Data shown
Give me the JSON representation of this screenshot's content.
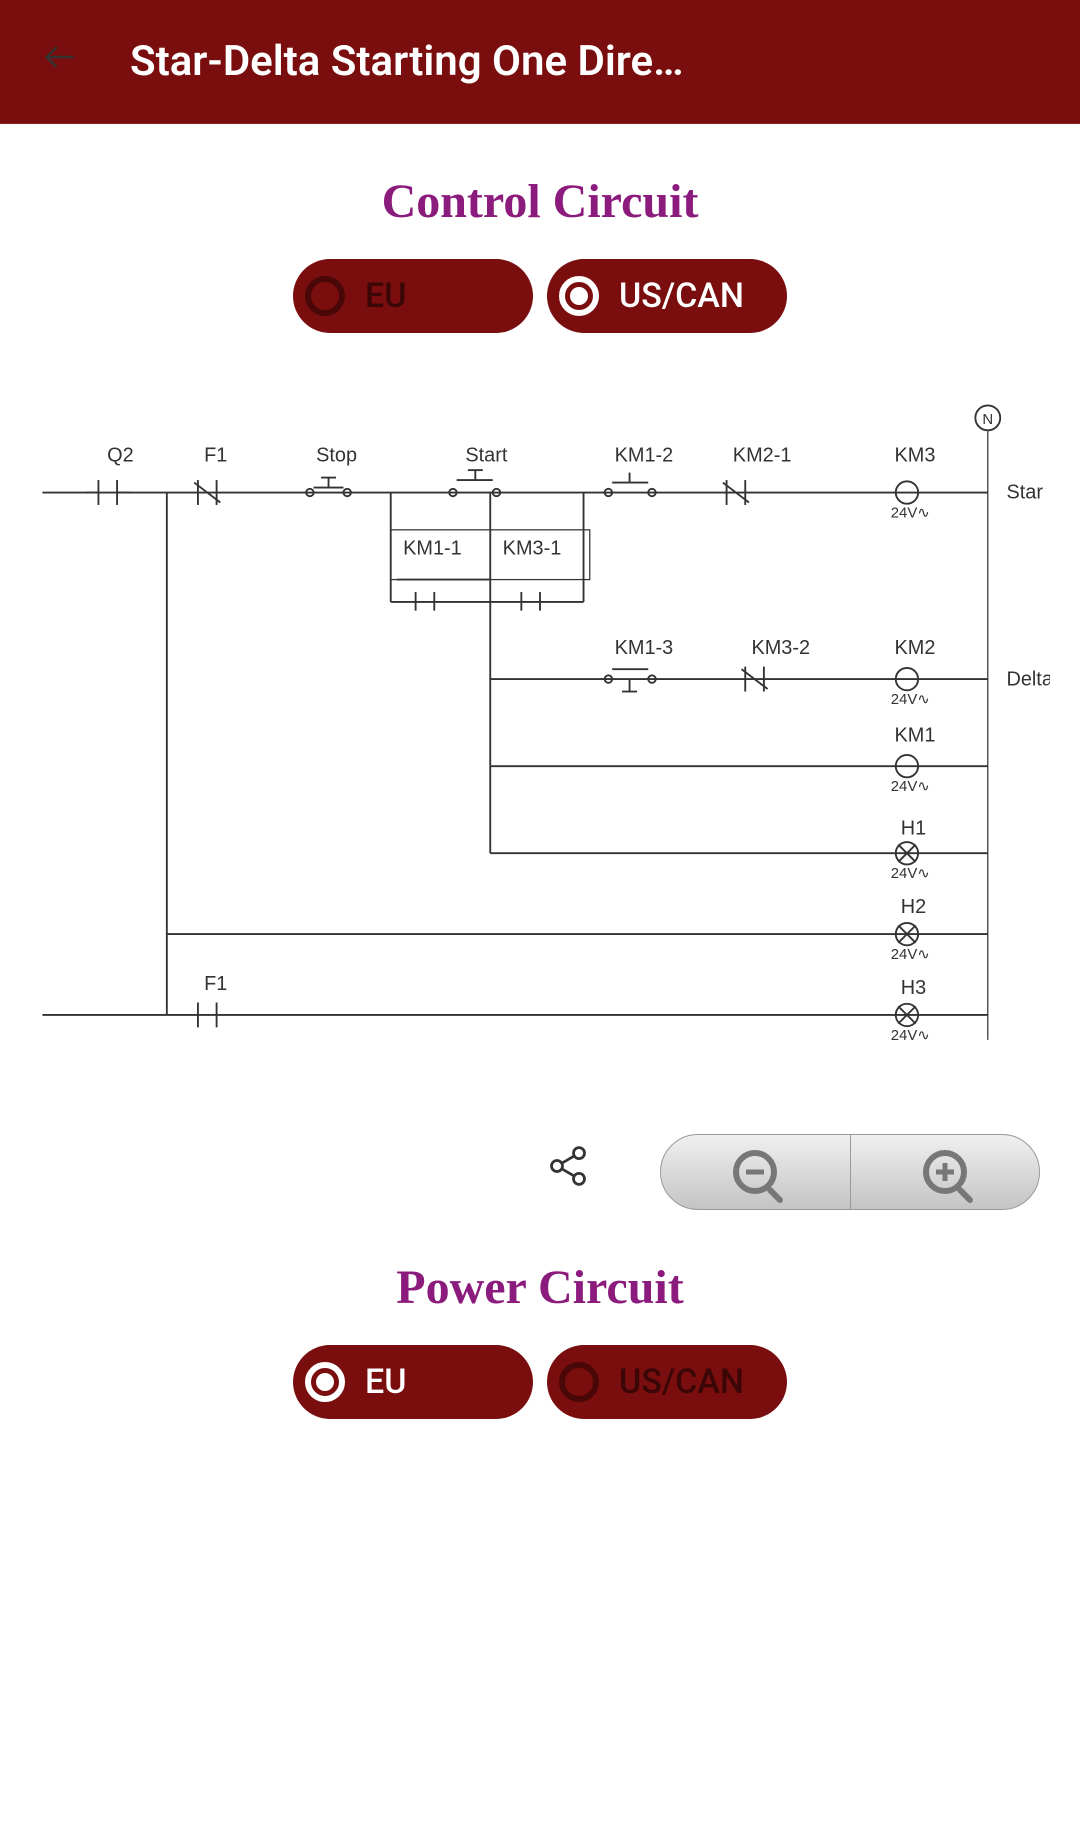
{
  "header": {
    "title": "Star-Delta Starting One Dire…"
  },
  "sections": {
    "control": {
      "title": "Control Circuit",
      "toggles": {
        "eu": "EU",
        "us": "US/CAN"
      },
      "selected": "us"
    },
    "power": {
      "title": "Power Circuit",
      "toggles": {
        "eu": "EU",
        "us": "US/CAN"
      },
      "selected": "eu"
    }
  },
  "diagram": {
    "labels": {
      "Q2": "Q2",
      "F1": "F1",
      "Stop": "Stop",
      "Start": "Start",
      "KM1_1": "KM1-1",
      "KM1_2": "KM1-2",
      "KM1_3": "KM1-3",
      "KM2": "KM2",
      "KM2_1": "KM2-1",
      "KM3": "KM3",
      "KM3_1": "KM3-1",
      "KM3_2": "KM3-2",
      "KM1": "KM1",
      "H1": "H1",
      "H2": "H2",
      "H3": "H3",
      "Star": "Star",
      "Delta": "Delta",
      "N": "N",
      "volt": "24V∿"
    }
  }
}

Prompt
Gather each line in the data that holds the string "Delta".

Task answer
    "title": "Star-Delta Starting One Dire…"
      "Delta": "Delta",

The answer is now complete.